--- Aim ---
Below is a listing to write out in full, exactly as given, without its pictures.

--- Items listed in a dataset ---
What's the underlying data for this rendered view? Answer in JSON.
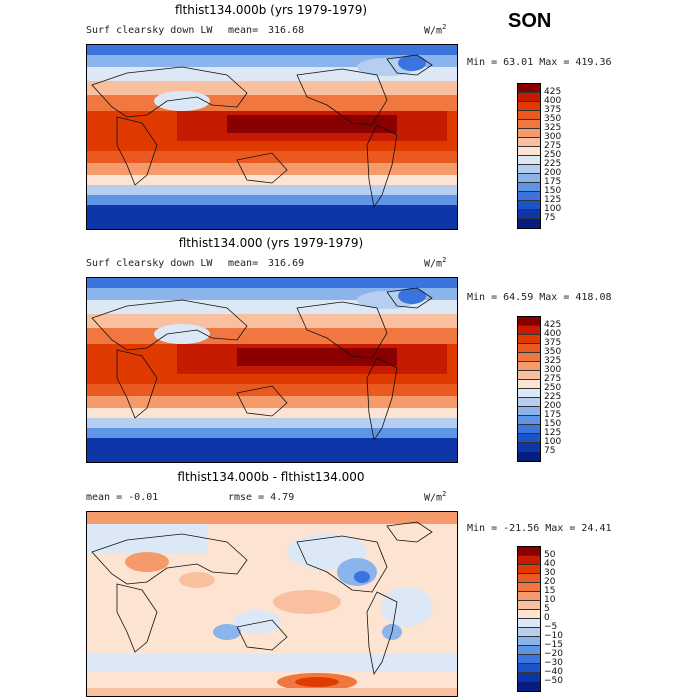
{
  "season": "SON",
  "colors": {
    "warm_scale": [
      "#8a0000",
      "#c61b00",
      "#e03a00",
      "#ea5a20",
      "#f07840",
      "#f59a6a",
      "#f9c0a0",
      "#fde4d2",
      "#dce8f6",
      "#b6cff0",
      "#8bb4ec",
      "#5f95e6",
      "#3a74dc",
      "#1c54c8",
      "#0e36a8",
      "#061d80"
    ],
    "diff_scale": [
      "#8a0000",
      "#c61b00",
      "#e03a00",
      "#ea5a20",
      "#f07840",
      "#f59a6a",
      "#f9c0a0",
      "#fde4d2",
      "#dce8f6",
      "#b6cff0",
      "#8bb4ec",
      "#5f95e6",
      "#3a74dc",
      "#1c54c8",
      "#0e36a8",
      "#061d80"
    ]
  },
  "panels": [
    {
      "title": "flthist134.000b (yrs 1979-1979)",
      "field": "Surf clearsky down LW",
      "mean_label": "mean=",
      "mean": "316.68",
      "units_base": "W/m",
      "units_exp": "2",
      "minmax": "Min =  63.01 Max = 419.36",
      "colorbar_labels": [
        "425",
        "400",
        "375",
        "350",
        "325",
        "300",
        "275",
        "250",
        "225",
        "200",
        "175",
        "150",
        "125",
        "100",
        "75"
      ]
    },
    {
      "title": "flthist134.000 (yrs 1979-1979)",
      "field": "Surf clearsky down LW",
      "mean_label": "mean=",
      "mean": "316.69",
      "units_base": "W/m",
      "units_exp": "2",
      "minmax": "Min =  64.59 Max = 418.08",
      "colorbar_labels": [
        "425",
        "400",
        "375",
        "350",
        "325",
        "300",
        "275",
        "250",
        "225",
        "200",
        "175",
        "150",
        "125",
        "100",
        "75"
      ]
    },
    {
      "title": "flthist134.000b - flthist134.000",
      "mean_text": "mean =   -0.01",
      "rmse_text": "rmse =    4.79",
      "units_base": "W/m",
      "units_exp": "2",
      "minmax": "Min = -21.56 Max =  24.41",
      "colorbar_labels": [
        "50",
        "40",
        "30",
        "20",
        "15",
        "10",
        "5",
        "0",
        "−5",
        "−10",
        "−15",
        "−20",
        "−30",
        "−40",
        "−50"
      ]
    }
  ]
}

--- Problem solution ---
What's the underlying data for this rendered view? Answer in JSON.
{
  "season": "SON",
  "colors": {
    "warm_scale": [
      "#8a0000",
      "#c61b00",
      "#e03a00",
      "#ea5a20",
      "#f07840",
      "#f59a6a",
      "#f9c0a0",
      "#fde4d2",
      "#dce8f6",
      "#b6cff0",
      "#8bb4ec",
      "#5f95e6",
      "#3a74dc",
      "#1c54c8",
      "#0e36a8",
      "#061d80"
    ],
    "diff_scale": [
      "#8a0000",
      "#c61b00",
      "#e03a00",
      "#ea5a20",
      "#f07840",
      "#f59a6a",
      "#f9c0a0",
      "#fde4d2",
      "#dce8f6",
      "#b6cff0",
      "#8bb4ec",
      "#5f95e6",
      "#3a74dc",
      "#1c54c8",
      "#0e36a8",
      "#061d80"
    ]
  },
  "panels": [
    {
      "title": "flthist134.000b (yrs 1979-1979)",
      "field": "Surf clearsky down LW",
      "mean_label": "mean=",
      "mean": "316.68",
      "units_base": "W/m",
      "units_exp": "2",
      "minmax": "Min =  63.01 Max = 419.36",
      "colorbar_labels": [
        "425",
        "400",
        "375",
        "350",
        "325",
        "300",
        "275",
        "250",
        "225",
        "200",
        "175",
        "150",
        "125",
        "100",
        "75"
      ]
    },
    {
      "title": "flthist134.000 (yrs 1979-1979)",
      "field": "Surf clearsky down LW",
      "mean_label": "mean=",
      "mean": "316.69",
      "units_base": "W/m",
      "units_exp": "2",
      "minmax": "Min =  64.59 Max = 418.08",
      "colorbar_labels": [
        "425",
        "400",
        "375",
        "350",
        "325",
        "300",
        "275",
        "250",
        "225",
        "200",
        "175",
        "150",
        "125",
        "100",
        "75"
      ]
    },
    {
      "title": "flthist134.000b - flthist134.000",
      "mean_text": "mean =   -0.01",
      "rmse_text": "rmse =    4.79",
      "units_base": "W/m",
      "units_exp": "2",
      "minmax": "Min = -21.56 Max =  24.41",
      "colorbar_labels": [
        "50",
        "40",
        "30",
        "20",
        "15",
        "10",
        "5",
        "0",
        "−5",
        "−10",
        "−15",
        "−20",
        "−30",
        "−40",
        "−50"
      ]
    }
  ]
}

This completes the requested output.